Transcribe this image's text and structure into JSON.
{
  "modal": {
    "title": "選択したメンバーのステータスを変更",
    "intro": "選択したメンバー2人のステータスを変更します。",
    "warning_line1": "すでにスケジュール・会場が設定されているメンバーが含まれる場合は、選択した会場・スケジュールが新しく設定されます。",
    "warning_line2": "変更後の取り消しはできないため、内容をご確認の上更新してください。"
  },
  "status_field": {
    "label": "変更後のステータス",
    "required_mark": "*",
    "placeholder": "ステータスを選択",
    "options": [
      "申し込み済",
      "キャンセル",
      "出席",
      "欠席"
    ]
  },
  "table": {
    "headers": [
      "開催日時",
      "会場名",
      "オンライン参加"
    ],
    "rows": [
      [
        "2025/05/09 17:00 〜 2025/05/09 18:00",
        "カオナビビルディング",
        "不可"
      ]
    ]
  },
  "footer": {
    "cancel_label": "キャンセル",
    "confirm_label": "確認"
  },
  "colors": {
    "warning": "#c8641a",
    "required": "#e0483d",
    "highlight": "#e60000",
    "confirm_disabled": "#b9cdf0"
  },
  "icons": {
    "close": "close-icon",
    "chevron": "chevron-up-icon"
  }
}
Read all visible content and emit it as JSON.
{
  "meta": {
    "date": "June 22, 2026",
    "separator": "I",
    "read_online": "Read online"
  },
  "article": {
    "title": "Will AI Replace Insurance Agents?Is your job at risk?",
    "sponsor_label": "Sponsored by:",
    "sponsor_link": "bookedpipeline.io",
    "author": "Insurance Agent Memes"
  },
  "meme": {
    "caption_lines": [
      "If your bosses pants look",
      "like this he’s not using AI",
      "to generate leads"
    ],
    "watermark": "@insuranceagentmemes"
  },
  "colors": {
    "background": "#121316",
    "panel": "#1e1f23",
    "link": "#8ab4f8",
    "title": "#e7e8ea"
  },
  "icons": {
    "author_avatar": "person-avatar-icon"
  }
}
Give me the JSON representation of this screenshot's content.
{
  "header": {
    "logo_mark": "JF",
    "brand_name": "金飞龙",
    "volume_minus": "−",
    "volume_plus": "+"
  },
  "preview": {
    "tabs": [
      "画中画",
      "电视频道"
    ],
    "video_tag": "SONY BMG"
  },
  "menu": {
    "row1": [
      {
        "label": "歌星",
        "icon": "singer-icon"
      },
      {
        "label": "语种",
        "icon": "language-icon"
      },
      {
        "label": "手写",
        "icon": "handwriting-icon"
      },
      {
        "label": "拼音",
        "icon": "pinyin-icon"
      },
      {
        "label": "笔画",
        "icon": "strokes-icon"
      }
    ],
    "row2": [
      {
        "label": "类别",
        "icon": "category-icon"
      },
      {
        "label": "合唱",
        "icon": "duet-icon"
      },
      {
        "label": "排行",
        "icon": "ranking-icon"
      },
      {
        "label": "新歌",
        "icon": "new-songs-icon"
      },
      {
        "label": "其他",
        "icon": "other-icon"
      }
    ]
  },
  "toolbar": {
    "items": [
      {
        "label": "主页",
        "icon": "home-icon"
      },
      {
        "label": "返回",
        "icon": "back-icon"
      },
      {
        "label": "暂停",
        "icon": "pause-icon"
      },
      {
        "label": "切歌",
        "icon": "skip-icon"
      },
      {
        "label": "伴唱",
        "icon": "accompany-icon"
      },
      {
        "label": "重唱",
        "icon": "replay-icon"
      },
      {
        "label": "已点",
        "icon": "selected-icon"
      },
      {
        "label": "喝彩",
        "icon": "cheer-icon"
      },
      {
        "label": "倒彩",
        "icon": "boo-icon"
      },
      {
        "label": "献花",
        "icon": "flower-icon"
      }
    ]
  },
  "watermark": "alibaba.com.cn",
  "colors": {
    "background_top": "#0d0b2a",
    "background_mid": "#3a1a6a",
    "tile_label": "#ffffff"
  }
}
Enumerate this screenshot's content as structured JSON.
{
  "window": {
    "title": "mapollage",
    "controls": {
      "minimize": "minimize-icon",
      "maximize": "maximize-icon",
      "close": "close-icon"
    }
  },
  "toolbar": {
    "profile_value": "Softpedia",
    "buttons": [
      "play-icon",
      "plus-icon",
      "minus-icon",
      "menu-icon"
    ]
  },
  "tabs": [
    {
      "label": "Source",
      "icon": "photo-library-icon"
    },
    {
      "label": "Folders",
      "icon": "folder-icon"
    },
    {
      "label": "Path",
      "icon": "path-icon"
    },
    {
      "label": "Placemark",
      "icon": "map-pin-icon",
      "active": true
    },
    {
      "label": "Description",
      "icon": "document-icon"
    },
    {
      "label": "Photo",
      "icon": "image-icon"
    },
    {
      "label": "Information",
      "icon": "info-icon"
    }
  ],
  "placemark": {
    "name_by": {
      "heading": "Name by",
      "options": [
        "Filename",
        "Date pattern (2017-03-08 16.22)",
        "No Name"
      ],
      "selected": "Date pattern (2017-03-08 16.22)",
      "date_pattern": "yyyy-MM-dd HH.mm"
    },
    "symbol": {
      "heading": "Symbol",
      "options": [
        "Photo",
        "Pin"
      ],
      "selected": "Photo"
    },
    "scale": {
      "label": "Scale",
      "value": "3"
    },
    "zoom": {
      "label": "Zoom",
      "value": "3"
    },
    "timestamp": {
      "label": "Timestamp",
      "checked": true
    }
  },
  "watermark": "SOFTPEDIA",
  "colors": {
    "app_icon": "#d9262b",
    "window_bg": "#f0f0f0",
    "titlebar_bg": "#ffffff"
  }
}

WHAT TO PRODUCE —
Print all of the data exactly as it was given.

SOLUTION TO THIS EXERCISE —
Transcribe this image's text and structure into JSON.
{
  "modal": {
    "title": "選択したメンバーのステータスを変更",
    "intro": "選択したメンバー2人のステータスを変更します。",
    "warning_line1": "すでにスケジュール・会場が設定されているメンバーが含まれる場合は、選択した会場・スケジュールが新しく設定されます。",
    "warning_line2": "変更後の取り消しはできないため、内容をご確認の上更新してください。"
  },
  "status_field": {
    "label": "変更後のステータス",
    "required_mark": "*",
    "placeholder": "ステータスを選択",
    "options": [
      "申し込み済",
      "キャンセル",
      "出席",
      "欠席"
    ]
  },
  "table": {
    "headers": [
      "開催日時",
      "会場名",
      "オンライン参加"
    ],
    "rows": [
      [
        "2025/05/09 17:00 〜 2025/05/09 18:00",
        "カオナビビルディング",
        "不可"
      ]
    ]
  },
  "footer": {
    "cancel_label": "キャンセル",
    "confirm_label": "確認"
  },
  "colors": {
    "warning": "#c8641a",
    "required": "#e0483d",
    "highlight": "#e60000",
    "confirm_disabled": "#b9cdf0"
  },
  "icons": {
    "close": "close-icon",
    "chevron": "chevron-up-icon"
  }
}
Read all visible content and emit it as JSON.
{
  "meta": {
    "date": "June 22, 2026",
    "separator": "I",
    "read_online": "Read online"
  },
  "article": {
    "title": "Will AI Replace Insurance Agents?Is your job at risk?",
    "sponsor_label": "Sponsored by:",
    "sponsor_link": "bookedpipeline.io",
    "author": "Insurance Agent Memes"
  },
  "meme": {
    "caption_lines": [
      "If your bosses pants look",
      "like this he’s not using AI",
      "to generate leads"
    ],
    "watermark": "@insuranceagentmemes"
  },
  "colors": {
    "background": "#121316",
    "panel": "#1e1f23",
    "link": "#8ab4f8",
    "title": "#e7e8ea"
  },
  "icons": {
    "author_avatar": "person-avatar-icon"
  }
}
Give me the JSON representation of this screenshot's content.
{
  "header": {
    "logo_mark": "JF",
    "brand_name": "金飞龙",
    "volume_minus": "−",
    "volume_plus": "+"
  },
  "preview": {
    "tabs": [
      "画中画",
      "电视频道"
    ],
    "video_tag": "SONY BMG"
  },
  "menu": {
    "row1": [
      {
        "label": "歌星",
        "icon": "singer-icon"
      },
      {
        "label": "语种",
        "icon": "language-icon"
      },
      {
        "label": "手写",
        "icon": "handwriting-icon"
      },
      {
        "label": "拼音",
        "icon": "pinyin-icon"
      },
      {
        "label": "笔画",
        "icon": "strokes-icon"
      }
    ],
    "row2": [
      {
        "label": "类别",
        "icon": "category-icon"
      },
      {
        "label": "合唱",
        "icon": "duet-icon"
      },
      {
        "label": "排行",
        "icon": "ranking-icon"
      },
      {
        "label": "新歌",
        "icon": "new-songs-icon"
      },
      {
        "label": "其他",
        "icon": "other-icon"
      }
    ]
  },
  "toolbar": {
    "items": [
      {
        "label": "主页",
        "icon": "home-icon"
      },
      {
        "label": "返回",
        "icon": "back-icon"
      },
      {
        "label": "暂停",
        "icon": "pause-icon"
      },
      {
        "label": "切歌",
        "icon": "skip-icon"
      },
      {
        "label": "伴唱",
        "icon": "accompany-icon"
      },
      {
        "label": "重唱",
        "icon": "replay-icon"
      },
      {
        "label": "已点",
        "icon": "selected-icon"
      },
      {
        "label": "喝彩",
        "icon": "cheer-icon"
      },
      {
        "label": "倒彩",
        "icon": "boo-icon"
      },
      {
        "label": "献花",
        "icon": "flower-icon"
      }
    ]
  },
  "watermark": "alibaba.com.cn",
  "colors": {
    "background_top": "#0d0b2a",
    "background_mid": "#3a1a6a",
    "tile_label": "#ffffff"
  }
}
Enumerate this screenshot's content as structured JSON.
{
  "window": {
    "title": "mapollage",
    "controls": {
      "minimize": "minimize-icon",
      "maximize": "maximize-icon",
      "close": "close-icon"
    }
  },
  "toolbar": {
    "profile_value": "Softpedia",
    "buttons": [
      "play-icon",
      "plus-icon",
      "minus-icon",
      "menu-icon"
    ]
  },
  "tabs": [
    {
      "label": "Source",
      "icon": "photo-library-icon"
    },
    {
      "label": "Folders",
      "icon": "folder-icon"
    },
    {
      "label": "Path",
      "icon": "path-icon"
    },
    {
      "label": "Placemark",
      "icon": "map-pin-icon",
      "active": true
    },
    {
      "label": "Description",
      "icon": "document-icon"
    },
    {
      "label": "Photo",
      "icon": "image-icon"
    },
    {
      "label": "Information",
      "icon": "info-icon"
    }
  ],
  "placemark": {
    "name_by": {
      "heading": "Name by",
      "options": [
        "Filename",
        "Date pattern (2017-03-08 16.22)",
        "No Name"
      ],
      "selected": "Date pattern (2017-03-08 16.22)",
      "date_pattern": "yyyy-MM-dd HH.mm"
    },
    "symbol": {
      "heading": "Symbol",
      "options": [
        "Photo",
        "Pin"
      ],
      "selected": "Photo"
    },
    "scale": {
      "label": "Scale",
      "value": "3"
    },
    "zoom": {
      "label": "Zoom",
      "value": "3"
    },
    "timestamp": {
      "label": "Timestamp",
      "checked": true
    }
  },
  "watermark": "SOFTPEDIA",
  "colors": {
    "app_icon": "#d9262b",
    "window_bg": "#f0f0f0",
    "titlebar_bg": "#ffffff"
  }
}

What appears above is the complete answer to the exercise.